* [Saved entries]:
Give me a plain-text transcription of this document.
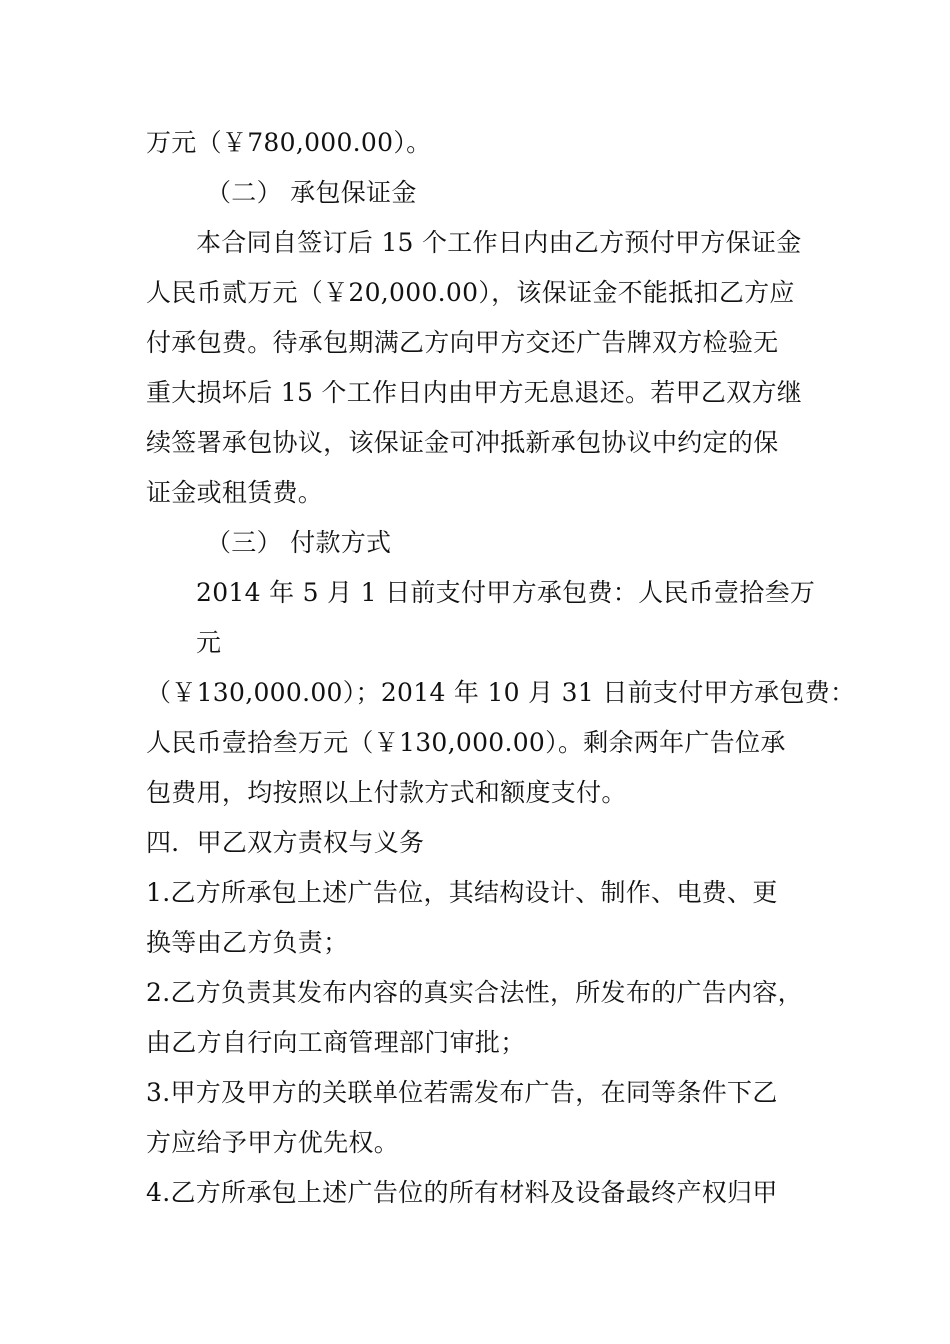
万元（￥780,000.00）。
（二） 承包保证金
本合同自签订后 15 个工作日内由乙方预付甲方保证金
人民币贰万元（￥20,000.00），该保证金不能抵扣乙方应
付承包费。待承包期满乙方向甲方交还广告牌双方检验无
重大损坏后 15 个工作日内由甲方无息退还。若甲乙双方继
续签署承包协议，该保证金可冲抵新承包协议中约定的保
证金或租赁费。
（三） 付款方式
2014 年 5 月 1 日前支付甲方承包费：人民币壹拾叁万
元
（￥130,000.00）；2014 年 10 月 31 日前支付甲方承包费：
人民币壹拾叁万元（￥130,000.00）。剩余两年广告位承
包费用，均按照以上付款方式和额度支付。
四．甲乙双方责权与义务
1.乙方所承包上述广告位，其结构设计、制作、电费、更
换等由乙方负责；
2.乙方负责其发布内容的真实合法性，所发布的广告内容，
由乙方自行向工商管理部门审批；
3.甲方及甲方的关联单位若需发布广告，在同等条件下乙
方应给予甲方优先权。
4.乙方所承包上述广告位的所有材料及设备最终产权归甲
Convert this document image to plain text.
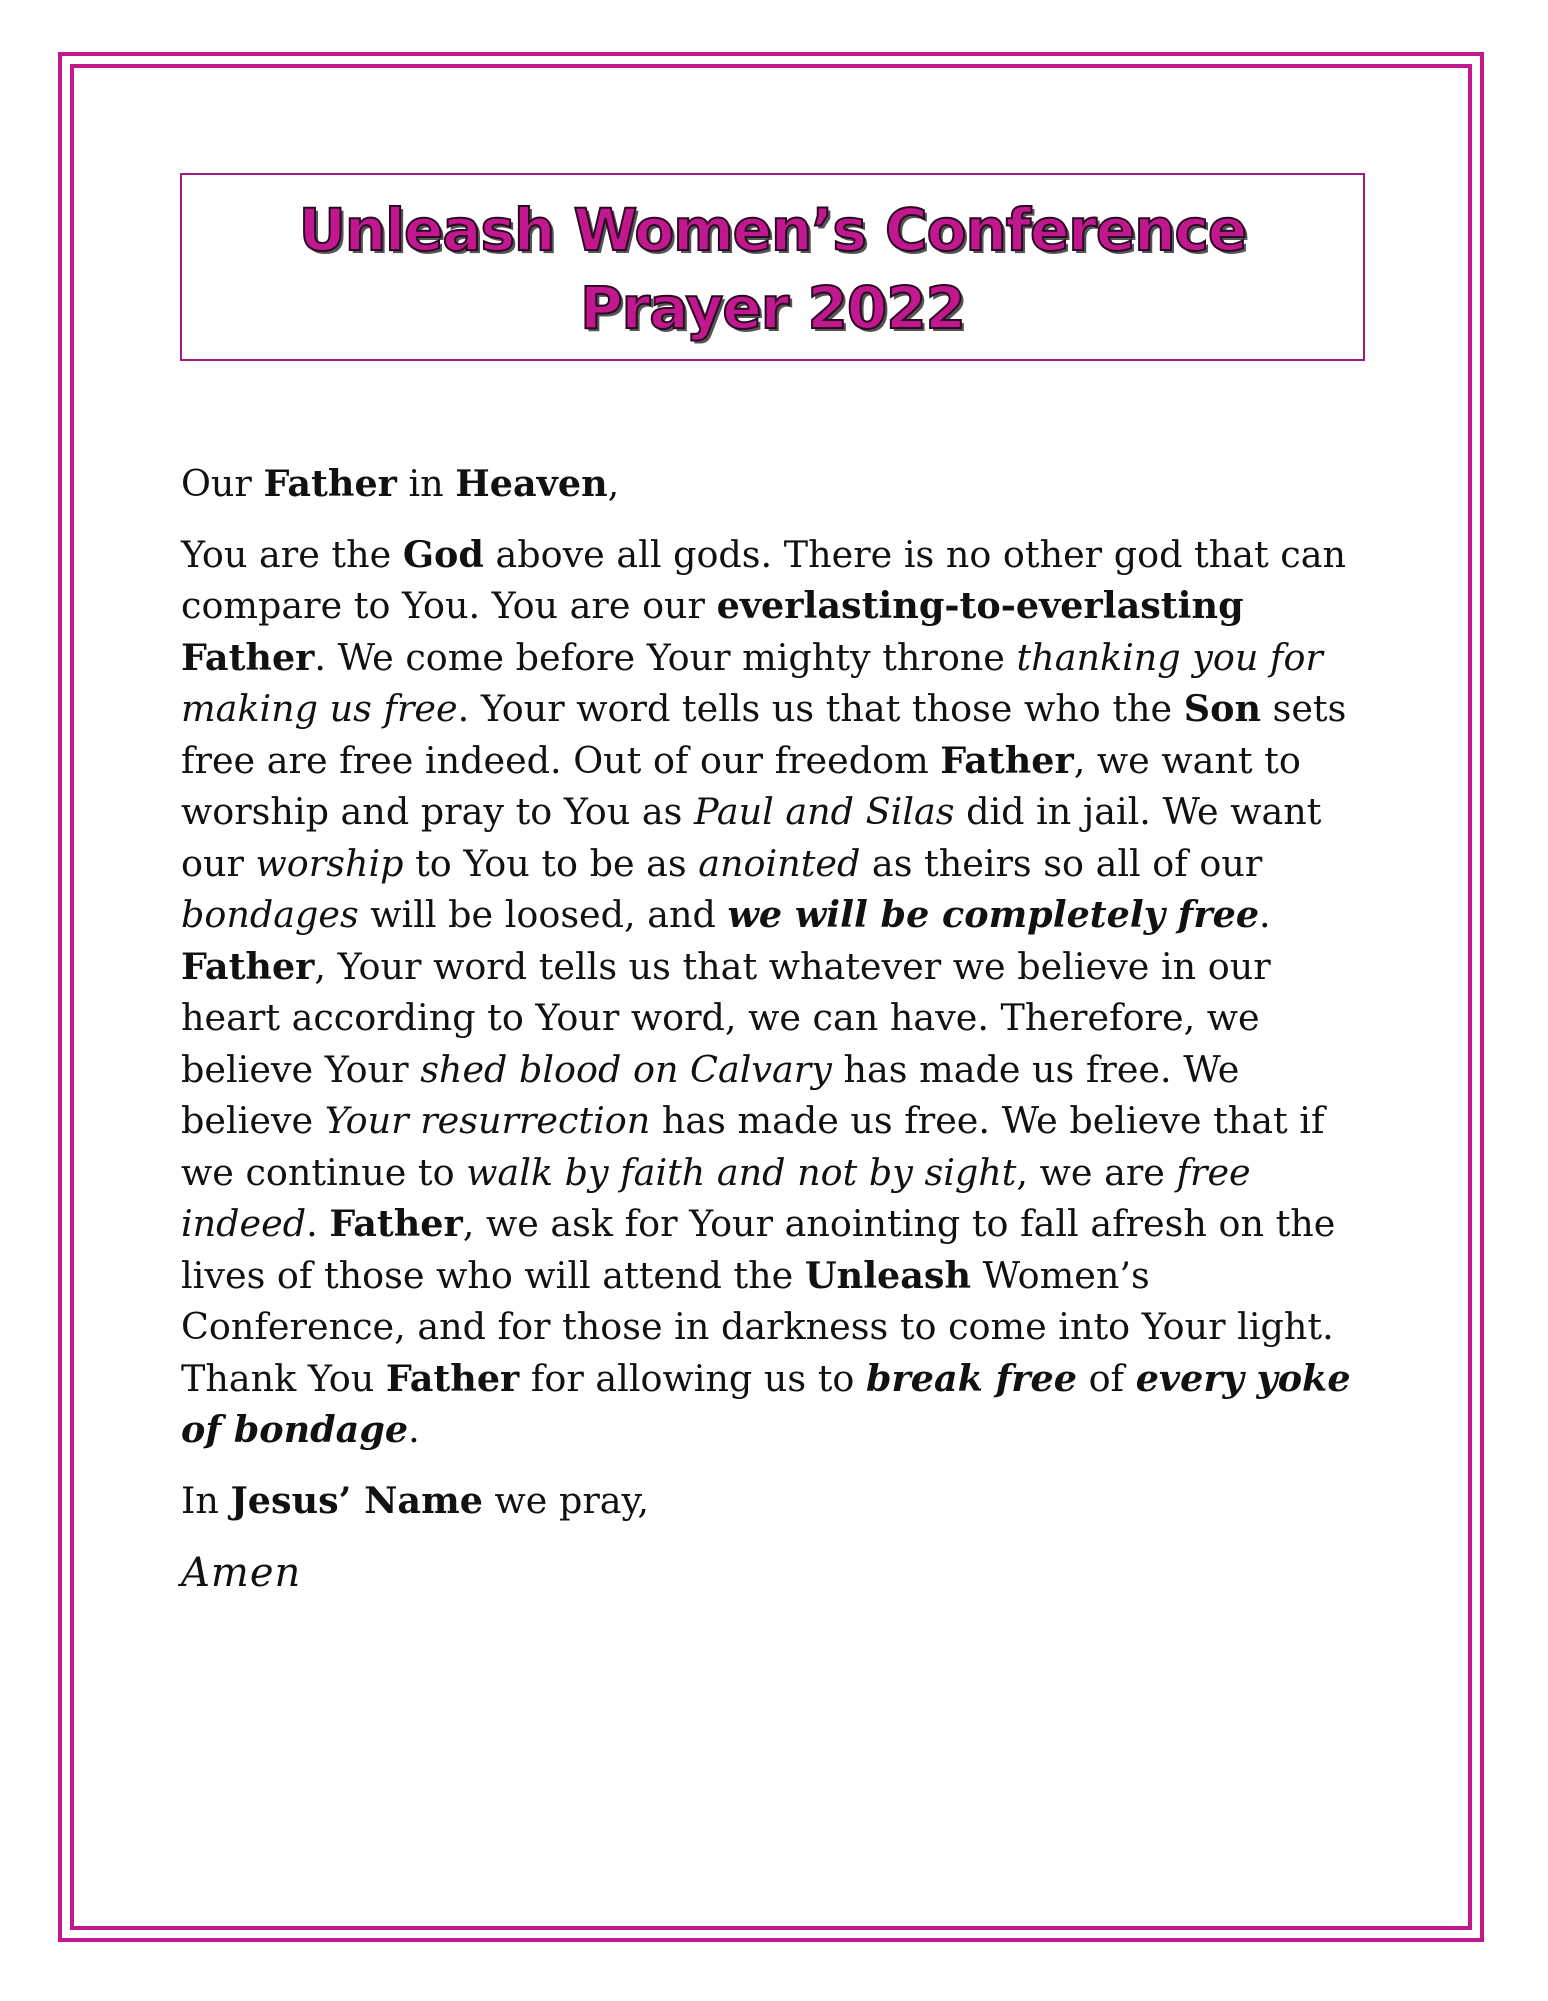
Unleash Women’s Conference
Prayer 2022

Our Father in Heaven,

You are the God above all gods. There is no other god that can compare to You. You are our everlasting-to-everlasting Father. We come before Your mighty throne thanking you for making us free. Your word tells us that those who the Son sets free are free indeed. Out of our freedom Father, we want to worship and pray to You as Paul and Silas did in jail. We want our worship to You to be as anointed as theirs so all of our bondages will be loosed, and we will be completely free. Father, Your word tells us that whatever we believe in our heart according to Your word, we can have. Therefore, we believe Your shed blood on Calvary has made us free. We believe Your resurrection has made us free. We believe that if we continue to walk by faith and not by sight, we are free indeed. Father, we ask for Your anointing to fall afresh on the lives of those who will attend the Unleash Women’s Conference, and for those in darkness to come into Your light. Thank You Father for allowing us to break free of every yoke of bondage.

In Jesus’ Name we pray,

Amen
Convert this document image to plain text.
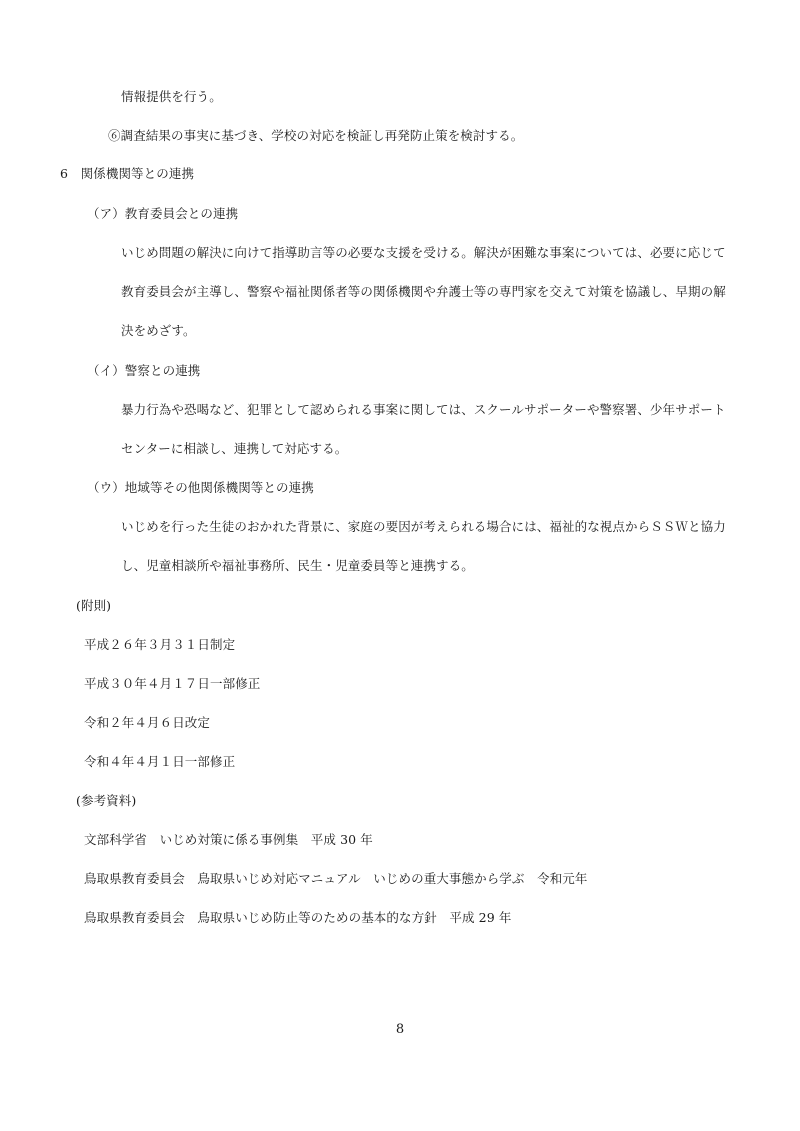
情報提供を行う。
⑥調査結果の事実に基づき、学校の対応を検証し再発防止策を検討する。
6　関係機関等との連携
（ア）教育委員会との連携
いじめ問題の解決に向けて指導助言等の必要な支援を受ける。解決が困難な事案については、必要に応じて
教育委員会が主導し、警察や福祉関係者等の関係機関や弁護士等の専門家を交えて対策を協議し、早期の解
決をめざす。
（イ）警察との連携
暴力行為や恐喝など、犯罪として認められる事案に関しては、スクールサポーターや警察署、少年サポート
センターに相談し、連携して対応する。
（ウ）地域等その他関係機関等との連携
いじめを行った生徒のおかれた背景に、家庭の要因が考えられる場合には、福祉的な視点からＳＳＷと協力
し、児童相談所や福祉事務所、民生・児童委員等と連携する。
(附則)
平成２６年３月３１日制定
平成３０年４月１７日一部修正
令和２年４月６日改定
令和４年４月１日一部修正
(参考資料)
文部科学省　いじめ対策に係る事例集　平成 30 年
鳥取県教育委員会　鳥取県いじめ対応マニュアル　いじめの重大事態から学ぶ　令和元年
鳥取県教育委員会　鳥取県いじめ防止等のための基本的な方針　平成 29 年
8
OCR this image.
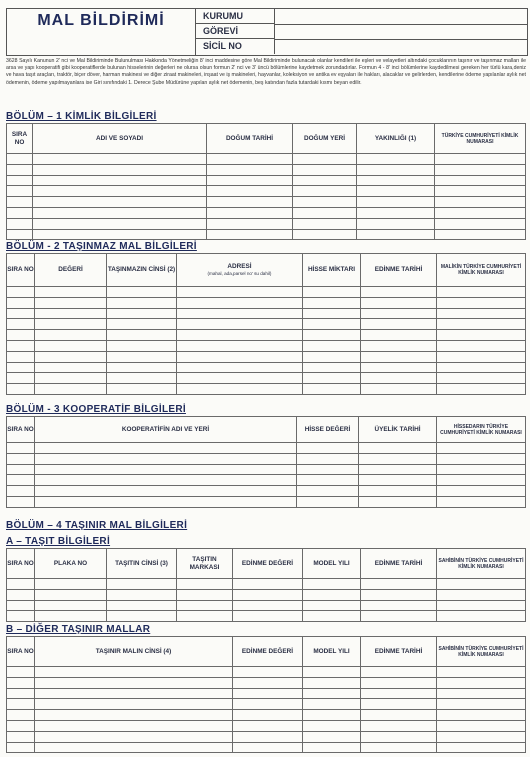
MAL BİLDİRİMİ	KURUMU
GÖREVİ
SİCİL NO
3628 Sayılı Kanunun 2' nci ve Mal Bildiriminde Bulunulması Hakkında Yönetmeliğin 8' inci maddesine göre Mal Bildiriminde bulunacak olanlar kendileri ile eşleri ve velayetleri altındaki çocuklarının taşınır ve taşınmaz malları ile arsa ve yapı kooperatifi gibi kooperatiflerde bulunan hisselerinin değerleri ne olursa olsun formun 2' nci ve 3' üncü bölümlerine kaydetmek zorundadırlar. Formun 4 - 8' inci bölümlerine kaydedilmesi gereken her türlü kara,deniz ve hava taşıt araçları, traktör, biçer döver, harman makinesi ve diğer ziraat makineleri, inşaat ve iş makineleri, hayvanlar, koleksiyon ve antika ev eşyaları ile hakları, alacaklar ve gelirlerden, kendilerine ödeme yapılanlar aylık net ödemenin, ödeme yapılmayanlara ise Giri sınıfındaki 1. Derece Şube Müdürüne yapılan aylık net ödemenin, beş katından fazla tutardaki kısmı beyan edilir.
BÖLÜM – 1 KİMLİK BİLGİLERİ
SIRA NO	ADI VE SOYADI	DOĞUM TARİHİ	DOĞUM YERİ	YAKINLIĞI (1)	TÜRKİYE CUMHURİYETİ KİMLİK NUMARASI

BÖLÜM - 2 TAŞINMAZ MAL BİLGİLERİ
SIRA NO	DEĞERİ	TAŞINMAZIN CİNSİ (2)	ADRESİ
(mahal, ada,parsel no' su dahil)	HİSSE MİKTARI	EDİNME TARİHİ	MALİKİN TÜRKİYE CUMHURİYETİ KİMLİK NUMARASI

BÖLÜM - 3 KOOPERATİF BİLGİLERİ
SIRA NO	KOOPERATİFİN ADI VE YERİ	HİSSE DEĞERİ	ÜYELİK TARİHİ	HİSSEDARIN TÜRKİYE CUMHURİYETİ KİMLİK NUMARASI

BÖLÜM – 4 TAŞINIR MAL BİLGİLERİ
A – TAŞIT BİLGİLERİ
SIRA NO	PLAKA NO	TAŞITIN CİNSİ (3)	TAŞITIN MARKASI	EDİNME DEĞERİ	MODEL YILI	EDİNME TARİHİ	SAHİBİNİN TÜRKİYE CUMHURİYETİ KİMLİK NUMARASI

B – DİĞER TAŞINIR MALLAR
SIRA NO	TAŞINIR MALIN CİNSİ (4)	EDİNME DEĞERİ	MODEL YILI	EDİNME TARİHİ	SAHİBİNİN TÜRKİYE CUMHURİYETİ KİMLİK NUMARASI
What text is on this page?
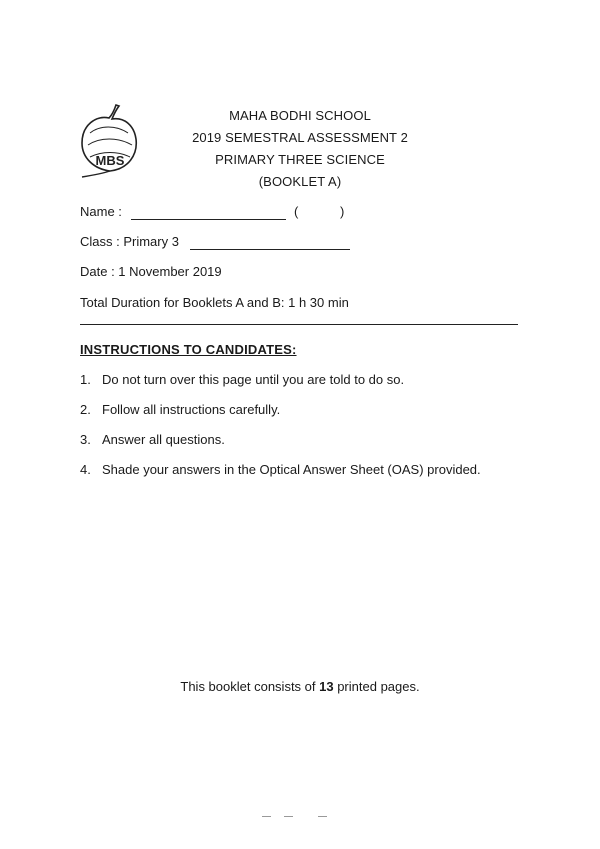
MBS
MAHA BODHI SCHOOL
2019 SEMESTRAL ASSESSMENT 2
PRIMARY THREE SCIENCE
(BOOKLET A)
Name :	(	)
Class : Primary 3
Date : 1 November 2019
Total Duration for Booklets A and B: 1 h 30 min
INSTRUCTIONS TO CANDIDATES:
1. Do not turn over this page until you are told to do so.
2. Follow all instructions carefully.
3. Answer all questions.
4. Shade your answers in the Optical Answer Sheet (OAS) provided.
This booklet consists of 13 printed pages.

* [What the task asks]: Take the line that contains "What text is on this page?" and every line after it up to the end of the records above, and restate them exactly, without the pictures.

* [Output for this exercise]:
What text is on this page?
MBS
MAHA BODHI SCHOOL
2019 SEMESTRAL ASSESSMENT 2
PRIMARY THREE SCIENCE
(BOOKLET A)
Name :	(	)
Class : Primary 3
Date : 1 November 2019
Total Duration for Booklets A and B: 1 h 30 min
INSTRUCTIONS TO CANDIDATES:
1. Do not turn over this page until you are told to do so.
2. Follow all instructions carefully.
3. Answer all questions.
4. Shade your answers in the Optical Answer Sheet (OAS) provided.
This booklet consists of 13 printed pages.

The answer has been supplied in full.